# [Problem description]
Word for word, repeat the entries, minus the pictures.

# [Data excerpts]
^^^^^^^^

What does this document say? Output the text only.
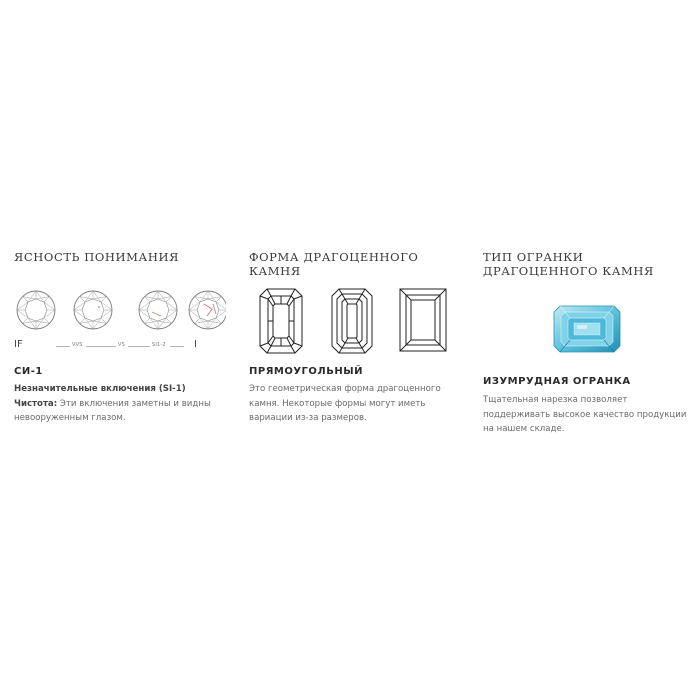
ЯСНОСТЬ ПОНИМАНИЯ
IF	VVS	VS	SI1-2	I
СИ-1

Незначительные включения (SI-1) Чистота: Эти включения заметны и видны невооруженным глазом.

ФОРМА ДРАГОЦЕННОГО КАМНЯ
ПРЯМОУГОЛЬНЫЙ

Это геометрическая форма драгоценного камня. Некоторые формы могут иметь вариации из-за размеров.

ТИП ОГРАНКИ ДРАГОЦЕННОГО КАМНЯ
ИЗУМРУДНАЯ ОГРАНКА

Тщательная нарезка позволяет поддерживать высокое качество продукции на нашем складе.
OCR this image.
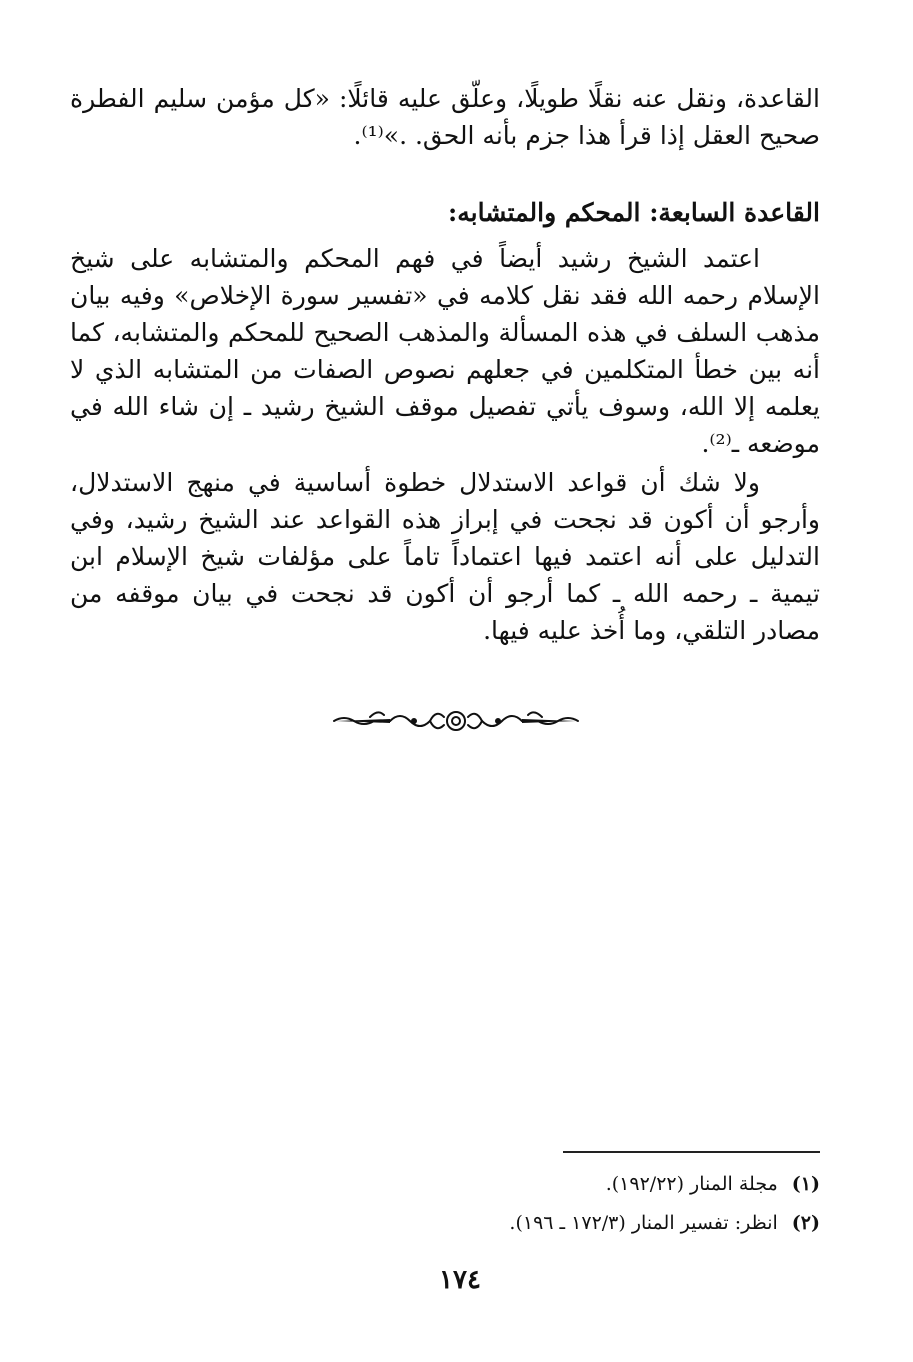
القاعدة، ونقل عنه نقلًا طويلًا، وعلّق عليه قائلًا: «كل مؤمن سليم الفطرة صحيح العقل إذا قرأ هذا جزم بأنه الحق. .»⁽¹⁾.

القاعدة السابعة: المحكم والمتشابه:

اعتمد الشيخ رشيد أيضاً في فهم المحكم والمتشابه على شيخ الإسلام رحمه الله فقد نقل كلامه في «تفسير سورة الإخلاص» وفيه بيان مذهب السلف في هذه المسألة والمذهب الصحيح للمحكم والمتشابه، كما أنه بين خطأ المتكلمين في جعلهم نصوص الصفات من المتشابه الذي لا يعلمه إلا الله، وسوف يأتي تفصيل موقف الشيخ رشيد ـ إن شاء الله في موضعه ـ⁽²⁾.

ولا شك أن قواعد الاستدلال خطوة أساسية في منهج الاستدلال، وأرجو أن أكون قد نجحت في إبراز هذه القواعد عند الشيخ رشيد، وفي التدليل على أنه اعتمد فيها اعتماداً تاماً على مؤلفات شيخ الإسلام ابن تيمية ـ رحمه الله ـ كما أرجو أن أكون قد نجحت في بيان موقفه من مصادر التلقي، وما أُخذ عليه فيها.

(١)مجلة المنار (١٩٢/٢٢).

(٢)انظر: تفسير المنار (١٧٢/٣ ـ ١٩٦).

١٧٤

^^^^^^^^

# [Complete response]
What does this document say? Output the text only.
ЯСНОСТЬ ПОНИМАНИЯ
IF	VVS	VS	SI1-2	I
СИ-1

Незначительные включения (SI-1) Чистота: Эти включения заметны и видны невооруженным глазом.

ФОРМА ДРАГОЦЕННОГО КАМНЯ
ПРЯМОУГОЛЬНЫЙ

Это геометрическая форма драгоценного камня. Некоторые формы могут иметь вариации из-за размеров.

ТИП ОГРАНКИ ДРАГОЦЕННОГО КАМНЯ
ИЗУМРУДНАЯ ОГРАНКА

Тщательная нарезка позволяет поддерживать высокое качество продукции на нашем складе.
OCR this image.
القاعدة، ونقل عنه نقلًا طويلًا، وعلّق عليه قائلًا: «كل مؤمن سليم الفطرة صحيح العقل إذا قرأ هذا جزم بأنه الحق. .»⁽¹⁾.

القاعدة السابعة: المحكم والمتشابه:

اعتمد الشيخ رشيد أيضاً في فهم المحكم والمتشابه على شيخ الإسلام رحمه الله فقد نقل كلامه في «تفسير سورة الإخلاص» وفيه بيان مذهب السلف في هذه المسألة والمذهب الصحيح للمحكم والمتشابه، كما أنه بين خطأ المتكلمين في جعلهم نصوص الصفات من المتشابه الذي لا يعلمه إلا الله، وسوف يأتي تفصيل موقف الشيخ رشيد ـ إن شاء الله في موضعه ـ⁽²⁾.

ولا شك أن قواعد الاستدلال خطوة أساسية في منهج الاستدلال، وأرجو أن أكون قد نجحت في إبراز هذه القواعد عند الشيخ رشيد، وفي التدليل على أنه اعتمد فيها اعتماداً تاماً على مؤلفات شيخ الإسلام ابن تيمية ـ رحمه الله ـ كما أرجو أن أكون قد نجحت في بيان موقفه من مصادر التلقي، وما أُخذ عليه فيها.

(١)مجلة المنار (١٩٢/٢٢).

(٢)انظر: تفسير المنار (١٧٢/٣ ـ ١٩٦).

١٧٤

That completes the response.